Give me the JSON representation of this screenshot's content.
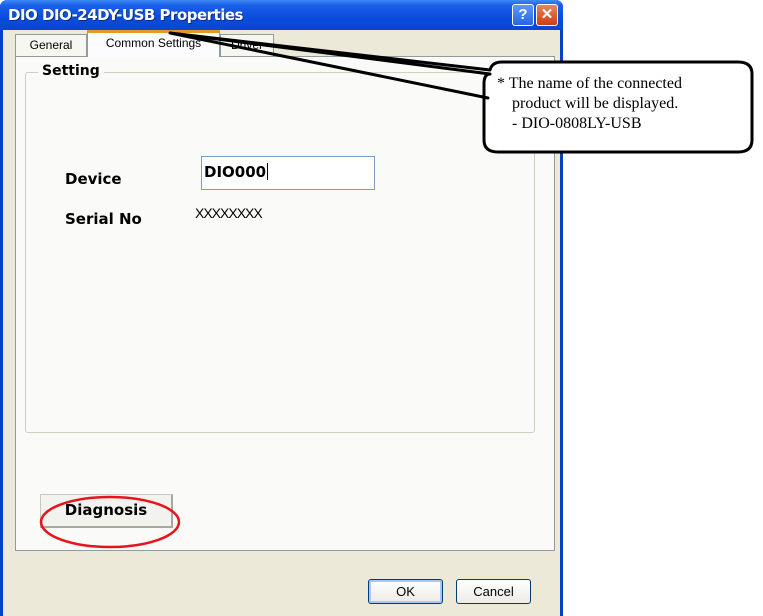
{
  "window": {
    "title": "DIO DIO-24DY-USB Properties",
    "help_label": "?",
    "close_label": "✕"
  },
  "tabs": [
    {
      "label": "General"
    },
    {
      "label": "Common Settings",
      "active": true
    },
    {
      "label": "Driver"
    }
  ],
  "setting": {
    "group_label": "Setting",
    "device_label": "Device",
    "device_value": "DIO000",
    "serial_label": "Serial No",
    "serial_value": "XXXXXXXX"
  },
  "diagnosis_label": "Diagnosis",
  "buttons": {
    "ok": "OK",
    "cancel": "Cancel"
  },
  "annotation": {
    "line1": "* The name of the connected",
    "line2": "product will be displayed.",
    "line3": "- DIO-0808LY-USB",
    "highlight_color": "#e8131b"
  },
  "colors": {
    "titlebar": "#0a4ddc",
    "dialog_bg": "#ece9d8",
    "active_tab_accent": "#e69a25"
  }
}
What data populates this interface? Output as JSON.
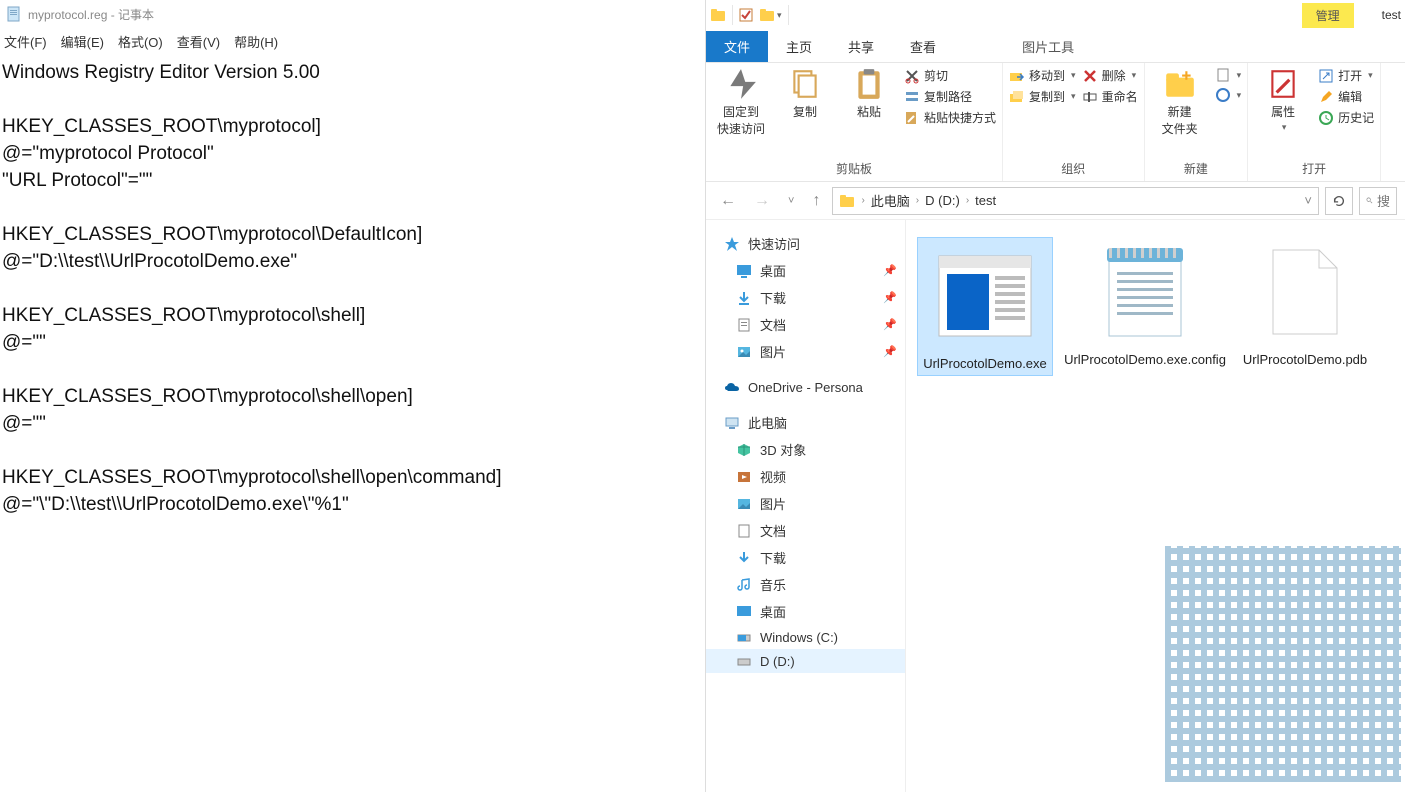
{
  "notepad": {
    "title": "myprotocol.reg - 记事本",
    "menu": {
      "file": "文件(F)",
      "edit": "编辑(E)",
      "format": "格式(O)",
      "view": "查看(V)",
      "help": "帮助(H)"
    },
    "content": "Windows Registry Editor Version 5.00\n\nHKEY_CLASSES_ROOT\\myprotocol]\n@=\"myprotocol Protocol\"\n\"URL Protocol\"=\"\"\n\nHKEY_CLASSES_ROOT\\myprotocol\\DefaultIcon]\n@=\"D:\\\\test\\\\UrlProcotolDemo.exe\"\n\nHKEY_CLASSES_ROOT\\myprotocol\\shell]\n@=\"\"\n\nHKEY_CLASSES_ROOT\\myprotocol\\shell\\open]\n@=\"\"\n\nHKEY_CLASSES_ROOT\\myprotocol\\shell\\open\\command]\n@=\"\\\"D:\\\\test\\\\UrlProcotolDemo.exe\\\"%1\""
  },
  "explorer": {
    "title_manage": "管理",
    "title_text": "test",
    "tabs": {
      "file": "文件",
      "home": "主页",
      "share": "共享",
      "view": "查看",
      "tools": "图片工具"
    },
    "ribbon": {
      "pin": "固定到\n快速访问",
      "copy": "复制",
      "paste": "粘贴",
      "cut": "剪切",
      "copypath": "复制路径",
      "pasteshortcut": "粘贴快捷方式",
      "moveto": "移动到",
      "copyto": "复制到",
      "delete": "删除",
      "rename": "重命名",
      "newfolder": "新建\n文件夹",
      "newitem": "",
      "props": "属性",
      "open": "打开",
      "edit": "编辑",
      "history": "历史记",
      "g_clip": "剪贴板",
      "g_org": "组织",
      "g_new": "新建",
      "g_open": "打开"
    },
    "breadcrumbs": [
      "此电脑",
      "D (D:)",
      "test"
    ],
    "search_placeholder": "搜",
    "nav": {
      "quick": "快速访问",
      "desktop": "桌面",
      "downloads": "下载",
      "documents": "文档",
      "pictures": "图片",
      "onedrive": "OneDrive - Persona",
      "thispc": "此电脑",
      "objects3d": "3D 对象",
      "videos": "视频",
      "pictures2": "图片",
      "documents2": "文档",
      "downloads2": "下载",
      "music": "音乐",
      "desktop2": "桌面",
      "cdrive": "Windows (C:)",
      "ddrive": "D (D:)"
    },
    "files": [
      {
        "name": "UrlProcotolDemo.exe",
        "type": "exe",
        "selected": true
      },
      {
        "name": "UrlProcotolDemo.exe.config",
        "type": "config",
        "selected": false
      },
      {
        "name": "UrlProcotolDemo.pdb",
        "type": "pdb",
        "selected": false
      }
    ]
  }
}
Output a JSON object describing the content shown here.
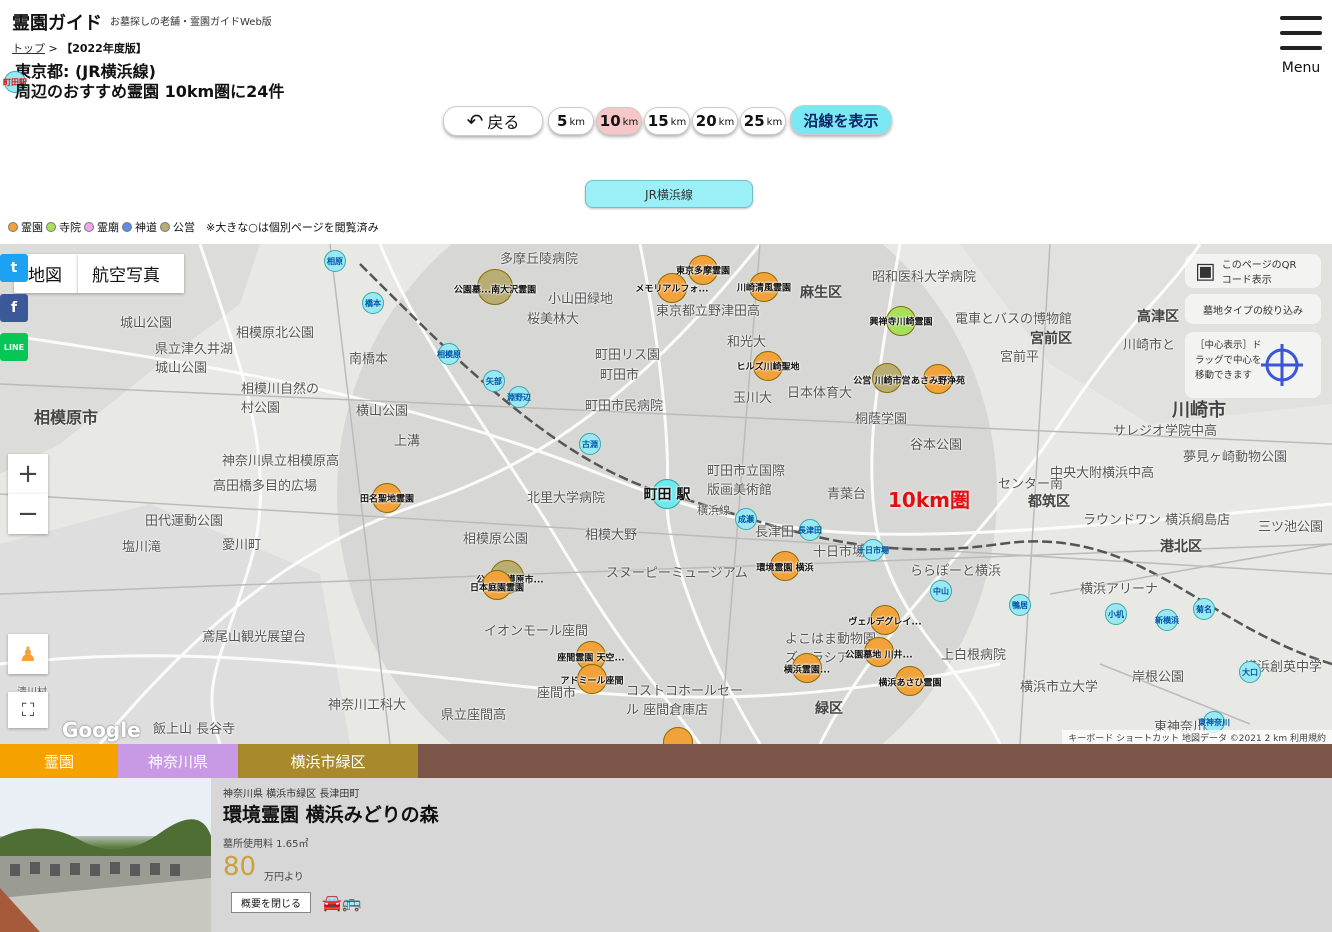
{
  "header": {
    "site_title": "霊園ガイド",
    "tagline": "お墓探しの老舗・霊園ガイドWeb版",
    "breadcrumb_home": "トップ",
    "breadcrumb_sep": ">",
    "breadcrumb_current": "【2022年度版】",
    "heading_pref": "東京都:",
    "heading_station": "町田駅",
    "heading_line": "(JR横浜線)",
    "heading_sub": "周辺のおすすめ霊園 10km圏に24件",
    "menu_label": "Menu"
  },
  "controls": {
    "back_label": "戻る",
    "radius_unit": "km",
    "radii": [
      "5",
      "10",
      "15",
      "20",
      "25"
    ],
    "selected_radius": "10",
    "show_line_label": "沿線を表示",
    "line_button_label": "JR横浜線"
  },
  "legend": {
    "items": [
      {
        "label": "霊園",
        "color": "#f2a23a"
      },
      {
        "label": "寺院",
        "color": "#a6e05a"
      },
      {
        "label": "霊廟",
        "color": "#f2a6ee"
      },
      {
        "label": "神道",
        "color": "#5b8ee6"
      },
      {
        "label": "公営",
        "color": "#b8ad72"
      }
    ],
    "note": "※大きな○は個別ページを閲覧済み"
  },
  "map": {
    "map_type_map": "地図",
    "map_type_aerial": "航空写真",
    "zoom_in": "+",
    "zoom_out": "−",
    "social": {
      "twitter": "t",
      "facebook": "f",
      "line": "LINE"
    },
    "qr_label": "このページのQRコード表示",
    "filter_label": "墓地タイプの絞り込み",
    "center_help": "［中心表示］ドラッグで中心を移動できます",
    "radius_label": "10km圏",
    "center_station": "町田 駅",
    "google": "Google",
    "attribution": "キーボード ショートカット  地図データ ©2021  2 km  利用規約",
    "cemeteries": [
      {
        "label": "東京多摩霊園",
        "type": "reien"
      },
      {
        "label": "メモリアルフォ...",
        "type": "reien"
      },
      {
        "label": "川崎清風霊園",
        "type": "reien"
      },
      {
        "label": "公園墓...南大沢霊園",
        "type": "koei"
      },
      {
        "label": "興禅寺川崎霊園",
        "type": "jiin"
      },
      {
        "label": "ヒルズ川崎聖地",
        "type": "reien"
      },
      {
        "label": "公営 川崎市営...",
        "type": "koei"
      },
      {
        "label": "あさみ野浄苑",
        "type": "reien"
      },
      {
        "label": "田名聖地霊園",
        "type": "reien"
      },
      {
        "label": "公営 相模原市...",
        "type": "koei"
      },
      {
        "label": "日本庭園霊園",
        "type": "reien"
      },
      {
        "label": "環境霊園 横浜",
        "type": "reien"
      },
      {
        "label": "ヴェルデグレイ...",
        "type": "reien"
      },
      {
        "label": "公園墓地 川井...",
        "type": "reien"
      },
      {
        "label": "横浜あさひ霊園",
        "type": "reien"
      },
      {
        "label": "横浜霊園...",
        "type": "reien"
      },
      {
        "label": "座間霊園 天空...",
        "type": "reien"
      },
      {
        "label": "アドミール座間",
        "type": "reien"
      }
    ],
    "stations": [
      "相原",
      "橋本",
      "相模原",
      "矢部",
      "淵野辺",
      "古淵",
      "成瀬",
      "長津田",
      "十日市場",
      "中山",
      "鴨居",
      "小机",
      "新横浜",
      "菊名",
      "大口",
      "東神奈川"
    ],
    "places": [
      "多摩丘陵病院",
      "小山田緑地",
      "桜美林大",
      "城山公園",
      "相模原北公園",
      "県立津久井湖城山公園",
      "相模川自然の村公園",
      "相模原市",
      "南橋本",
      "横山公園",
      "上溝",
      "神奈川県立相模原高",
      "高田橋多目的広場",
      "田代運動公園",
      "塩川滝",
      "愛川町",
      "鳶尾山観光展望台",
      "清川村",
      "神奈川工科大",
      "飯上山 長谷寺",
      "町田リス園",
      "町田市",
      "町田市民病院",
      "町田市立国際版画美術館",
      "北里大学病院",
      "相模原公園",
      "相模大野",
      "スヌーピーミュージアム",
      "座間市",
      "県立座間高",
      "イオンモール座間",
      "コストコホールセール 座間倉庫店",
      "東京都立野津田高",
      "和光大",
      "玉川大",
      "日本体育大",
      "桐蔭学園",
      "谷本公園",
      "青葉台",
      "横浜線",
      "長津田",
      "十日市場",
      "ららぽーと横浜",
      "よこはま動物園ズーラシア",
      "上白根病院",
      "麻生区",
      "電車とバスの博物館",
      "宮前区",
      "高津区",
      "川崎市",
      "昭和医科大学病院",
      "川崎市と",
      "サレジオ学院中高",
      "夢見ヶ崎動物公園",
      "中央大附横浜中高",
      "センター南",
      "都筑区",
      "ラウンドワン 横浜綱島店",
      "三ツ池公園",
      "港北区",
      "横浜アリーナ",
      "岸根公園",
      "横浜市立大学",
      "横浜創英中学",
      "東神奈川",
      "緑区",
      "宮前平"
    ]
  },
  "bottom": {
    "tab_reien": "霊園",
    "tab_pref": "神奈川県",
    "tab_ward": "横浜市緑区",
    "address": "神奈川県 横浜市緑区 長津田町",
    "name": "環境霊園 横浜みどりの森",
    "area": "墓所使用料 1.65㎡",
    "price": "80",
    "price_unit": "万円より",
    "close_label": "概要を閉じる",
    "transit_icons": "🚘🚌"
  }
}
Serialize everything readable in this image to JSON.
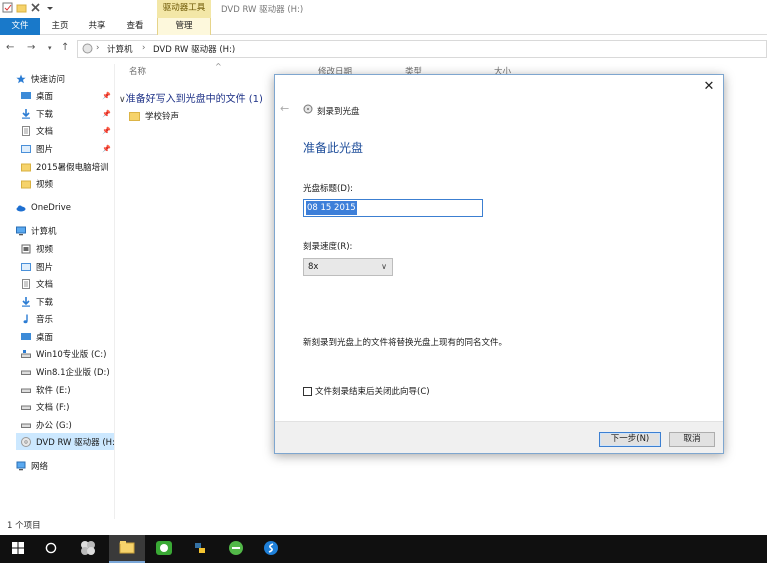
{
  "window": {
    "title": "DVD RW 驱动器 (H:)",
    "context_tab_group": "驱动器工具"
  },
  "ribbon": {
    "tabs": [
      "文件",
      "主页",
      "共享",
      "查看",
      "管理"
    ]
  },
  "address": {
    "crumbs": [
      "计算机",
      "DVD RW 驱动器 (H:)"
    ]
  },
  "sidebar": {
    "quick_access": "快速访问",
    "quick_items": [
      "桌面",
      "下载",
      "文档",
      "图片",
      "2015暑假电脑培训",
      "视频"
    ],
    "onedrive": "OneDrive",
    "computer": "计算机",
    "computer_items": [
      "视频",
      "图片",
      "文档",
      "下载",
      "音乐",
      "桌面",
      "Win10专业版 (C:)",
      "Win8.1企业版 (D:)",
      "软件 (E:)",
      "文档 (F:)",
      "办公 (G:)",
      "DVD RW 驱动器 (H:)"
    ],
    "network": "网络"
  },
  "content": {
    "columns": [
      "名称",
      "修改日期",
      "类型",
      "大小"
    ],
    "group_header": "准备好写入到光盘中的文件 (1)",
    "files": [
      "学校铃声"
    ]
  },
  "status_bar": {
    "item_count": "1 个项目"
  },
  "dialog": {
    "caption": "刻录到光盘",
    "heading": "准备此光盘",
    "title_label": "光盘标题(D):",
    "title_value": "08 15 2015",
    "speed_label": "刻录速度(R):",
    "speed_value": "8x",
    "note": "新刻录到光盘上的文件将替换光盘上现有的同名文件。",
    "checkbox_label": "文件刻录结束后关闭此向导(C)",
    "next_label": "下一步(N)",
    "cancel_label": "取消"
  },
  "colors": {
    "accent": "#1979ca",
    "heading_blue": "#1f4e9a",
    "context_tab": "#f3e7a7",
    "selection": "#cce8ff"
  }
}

__________________________________________________

Please write out the material from the line containing "Serialize everything readable" to its final line, both inclusive, exactly as it appears; pictures are not part of the copy.

▶ EXPECTED OUTPUT:
Serialize everything readable in this image to JSON.
{
  "window": {
    "title": "DVD RW 驱动器 (H:)",
    "context_tab_group": "驱动器工具"
  },
  "ribbon": {
    "tabs": [
      "文件",
      "主页",
      "共享",
      "查看",
      "管理"
    ]
  },
  "address": {
    "crumbs": [
      "计算机",
      "DVD RW 驱动器 (H:)"
    ]
  },
  "sidebar": {
    "quick_access": "快速访问",
    "quick_items": [
      "桌面",
      "下载",
      "文档",
      "图片",
      "2015暑假电脑培训",
      "视频"
    ],
    "onedrive": "OneDrive",
    "computer": "计算机",
    "computer_items": [
      "视频",
      "图片",
      "文档",
      "下载",
      "音乐",
      "桌面",
      "Win10专业版 (C:)",
      "Win8.1企业版 (D:)",
      "软件 (E:)",
      "文档 (F:)",
      "办公 (G:)",
      "DVD RW 驱动器 (H:)"
    ],
    "network": "网络"
  },
  "content": {
    "columns": [
      "名称",
      "修改日期",
      "类型",
      "大小"
    ],
    "group_header": "准备好写入到光盘中的文件 (1)",
    "files": [
      "学校铃声"
    ]
  },
  "status_bar": {
    "item_count": "1 个项目"
  },
  "dialog": {
    "caption": "刻录到光盘",
    "heading": "准备此光盘",
    "title_label": "光盘标题(D):",
    "title_value": "08 15 2015",
    "speed_label": "刻录速度(R):",
    "speed_value": "8x",
    "note": "新刻录到光盘上的文件将替换光盘上现有的同名文件。",
    "checkbox_label": "文件刻录结束后关闭此向导(C)",
    "next_label": "下一步(N)",
    "cancel_label": "取消"
  },
  "colors": {
    "accent": "#1979ca",
    "heading_blue": "#1f4e9a",
    "context_tab": "#f3e7a7",
    "selection": "#cce8ff"
  }
}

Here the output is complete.